Figure dataset records
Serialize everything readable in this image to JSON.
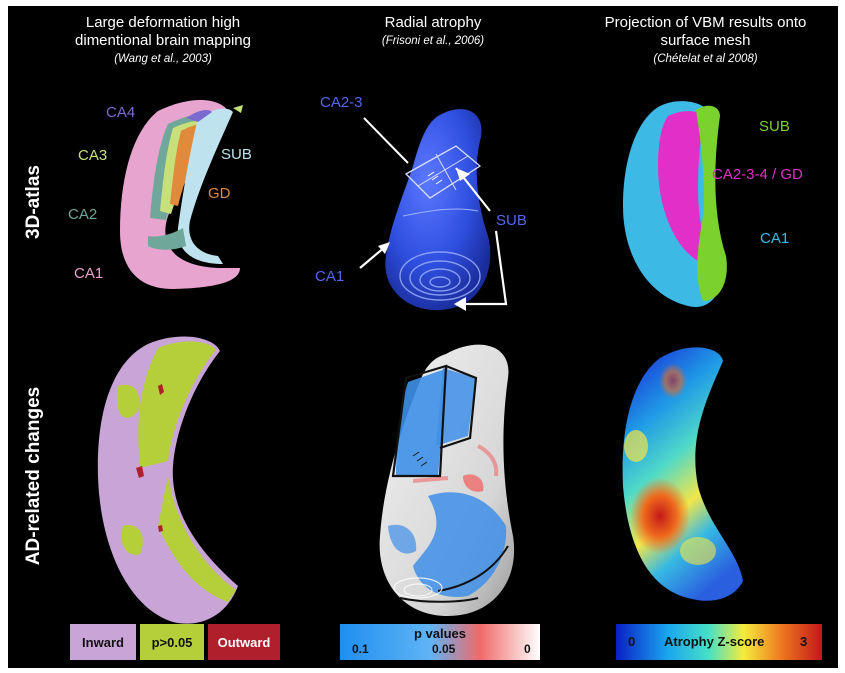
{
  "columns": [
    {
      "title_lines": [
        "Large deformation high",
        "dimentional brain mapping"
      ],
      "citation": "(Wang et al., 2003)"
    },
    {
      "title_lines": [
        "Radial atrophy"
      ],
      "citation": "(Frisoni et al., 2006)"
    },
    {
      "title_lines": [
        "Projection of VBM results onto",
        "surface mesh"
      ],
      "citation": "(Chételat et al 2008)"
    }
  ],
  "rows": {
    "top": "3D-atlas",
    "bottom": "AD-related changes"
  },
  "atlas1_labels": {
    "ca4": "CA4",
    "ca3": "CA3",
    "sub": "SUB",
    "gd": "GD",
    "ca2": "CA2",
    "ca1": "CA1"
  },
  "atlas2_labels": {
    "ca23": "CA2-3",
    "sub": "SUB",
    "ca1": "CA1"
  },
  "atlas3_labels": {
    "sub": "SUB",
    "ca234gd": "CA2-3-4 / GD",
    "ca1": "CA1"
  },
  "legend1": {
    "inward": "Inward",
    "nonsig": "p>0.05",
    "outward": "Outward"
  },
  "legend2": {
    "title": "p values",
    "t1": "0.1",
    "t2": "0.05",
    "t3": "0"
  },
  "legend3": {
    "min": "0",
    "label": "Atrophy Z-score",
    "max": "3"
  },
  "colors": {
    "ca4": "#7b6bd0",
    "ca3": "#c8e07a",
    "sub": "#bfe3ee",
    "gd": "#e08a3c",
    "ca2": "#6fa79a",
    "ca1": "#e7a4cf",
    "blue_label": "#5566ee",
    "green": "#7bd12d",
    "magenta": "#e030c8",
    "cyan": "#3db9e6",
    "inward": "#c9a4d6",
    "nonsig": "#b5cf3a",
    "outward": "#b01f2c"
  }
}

§ **SET EXERCISE**:
Go through the listing above and write it all out exactly, leaving out any picture.

§ **THE OUTPUT**:
Serialize everything readable in this image to JSON.
{
  "columns": [
    {
      "title_lines": [
        "Large deformation high",
        "dimentional brain mapping"
      ],
      "citation": "(Wang et al., 2003)"
    },
    {
      "title_lines": [
        "Radial atrophy"
      ],
      "citation": "(Frisoni et al., 2006)"
    },
    {
      "title_lines": [
        "Projection of VBM results onto",
        "surface mesh"
      ],
      "citation": "(Chételat et al 2008)"
    }
  ],
  "rows": {
    "top": "3D-atlas",
    "bottom": "AD-related changes"
  },
  "atlas1_labels": {
    "ca4": "CA4",
    "ca3": "CA3",
    "sub": "SUB",
    "gd": "GD",
    "ca2": "CA2",
    "ca1": "CA1"
  },
  "atlas2_labels": {
    "ca23": "CA2-3",
    "sub": "SUB",
    "ca1": "CA1"
  },
  "atlas3_labels": {
    "sub": "SUB",
    "ca234gd": "CA2-3-4 / GD",
    "ca1": "CA1"
  },
  "legend1": {
    "inward": "Inward",
    "nonsig": "p>0.05",
    "outward": "Outward"
  },
  "legend2": {
    "title": "p values",
    "t1": "0.1",
    "t2": "0.05",
    "t3": "0"
  },
  "legend3": {
    "min": "0",
    "label": "Atrophy Z-score",
    "max": "3"
  },
  "colors": {
    "ca4": "#7b6bd0",
    "ca3": "#c8e07a",
    "sub": "#bfe3ee",
    "gd": "#e08a3c",
    "ca2": "#6fa79a",
    "ca1": "#e7a4cf",
    "blue_label": "#5566ee",
    "green": "#7bd12d",
    "magenta": "#e030c8",
    "cyan": "#3db9e6",
    "inward": "#c9a4d6",
    "nonsig": "#b5cf3a",
    "outward": "#b01f2c"
  }
}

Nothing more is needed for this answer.